■ Set task: Can you format the lines of the entries as a numbered list, starting at the first line and stopping after the line that contains "bar xyxy=(746,221,757,289)", with any blank lines left out?

■ Data records:

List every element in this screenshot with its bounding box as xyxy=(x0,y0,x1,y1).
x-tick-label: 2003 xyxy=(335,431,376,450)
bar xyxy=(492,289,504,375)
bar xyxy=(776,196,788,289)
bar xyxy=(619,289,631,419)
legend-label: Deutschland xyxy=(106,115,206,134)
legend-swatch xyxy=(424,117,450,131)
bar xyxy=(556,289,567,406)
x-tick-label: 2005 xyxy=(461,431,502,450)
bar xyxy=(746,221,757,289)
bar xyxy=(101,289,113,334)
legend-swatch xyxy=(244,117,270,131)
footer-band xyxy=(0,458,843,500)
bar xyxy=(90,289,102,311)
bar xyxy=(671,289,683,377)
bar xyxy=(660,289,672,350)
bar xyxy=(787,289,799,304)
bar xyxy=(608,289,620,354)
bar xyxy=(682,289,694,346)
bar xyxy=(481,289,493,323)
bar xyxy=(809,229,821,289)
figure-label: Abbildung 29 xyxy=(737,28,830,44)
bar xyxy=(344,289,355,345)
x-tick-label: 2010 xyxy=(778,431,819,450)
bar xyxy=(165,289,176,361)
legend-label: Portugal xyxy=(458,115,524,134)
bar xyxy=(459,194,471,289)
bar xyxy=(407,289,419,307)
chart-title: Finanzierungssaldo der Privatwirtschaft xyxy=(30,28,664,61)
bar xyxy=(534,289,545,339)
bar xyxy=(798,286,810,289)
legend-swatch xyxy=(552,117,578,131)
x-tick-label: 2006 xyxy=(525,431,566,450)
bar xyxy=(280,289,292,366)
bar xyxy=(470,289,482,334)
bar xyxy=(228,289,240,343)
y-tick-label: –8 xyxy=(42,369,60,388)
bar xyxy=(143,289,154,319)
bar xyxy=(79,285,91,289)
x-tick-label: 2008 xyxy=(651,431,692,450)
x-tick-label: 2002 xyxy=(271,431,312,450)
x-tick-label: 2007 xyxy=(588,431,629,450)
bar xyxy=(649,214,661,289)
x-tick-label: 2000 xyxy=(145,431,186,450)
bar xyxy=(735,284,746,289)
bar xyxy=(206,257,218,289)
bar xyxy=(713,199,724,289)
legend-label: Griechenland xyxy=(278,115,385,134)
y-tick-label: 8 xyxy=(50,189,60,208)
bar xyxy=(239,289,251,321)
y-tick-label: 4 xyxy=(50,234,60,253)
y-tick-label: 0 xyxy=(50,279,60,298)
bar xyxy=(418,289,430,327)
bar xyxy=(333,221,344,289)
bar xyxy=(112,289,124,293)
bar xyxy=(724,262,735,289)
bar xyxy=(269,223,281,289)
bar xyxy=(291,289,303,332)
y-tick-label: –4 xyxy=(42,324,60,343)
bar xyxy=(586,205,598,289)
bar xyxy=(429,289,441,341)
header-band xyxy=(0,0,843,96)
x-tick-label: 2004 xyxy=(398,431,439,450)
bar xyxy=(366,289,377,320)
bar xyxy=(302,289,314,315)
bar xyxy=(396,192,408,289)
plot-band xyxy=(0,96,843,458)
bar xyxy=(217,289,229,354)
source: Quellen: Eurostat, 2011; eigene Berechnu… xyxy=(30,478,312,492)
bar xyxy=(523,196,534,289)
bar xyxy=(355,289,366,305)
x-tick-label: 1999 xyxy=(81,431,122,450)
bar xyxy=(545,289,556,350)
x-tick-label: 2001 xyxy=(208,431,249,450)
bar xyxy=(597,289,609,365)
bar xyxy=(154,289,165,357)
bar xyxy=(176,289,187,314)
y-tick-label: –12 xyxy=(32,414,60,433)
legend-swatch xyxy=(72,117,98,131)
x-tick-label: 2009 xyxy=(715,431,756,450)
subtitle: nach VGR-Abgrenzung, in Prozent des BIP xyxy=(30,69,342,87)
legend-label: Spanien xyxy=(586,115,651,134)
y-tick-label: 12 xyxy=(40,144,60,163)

■ Exercise result:
1. List every element in this screenshot with its bounding box as xyxy=(x0,y0,x1,y1).
2. x-tick-label: 2003 xyxy=(335,431,376,450)
3. bar xyxy=(492,289,504,375)
4. bar xyxy=(776,196,788,289)
5. bar xyxy=(619,289,631,419)
6. legend-label: Deutschland xyxy=(106,115,206,134)
7. legend-swatch xyxy=(424,117,450,131)
8. bar xyxy=(556,289,567,406)
9. x-tick-label: 2005 xyxy=(461,431,502,450)
10. bar xyxy=(746,221,757,289)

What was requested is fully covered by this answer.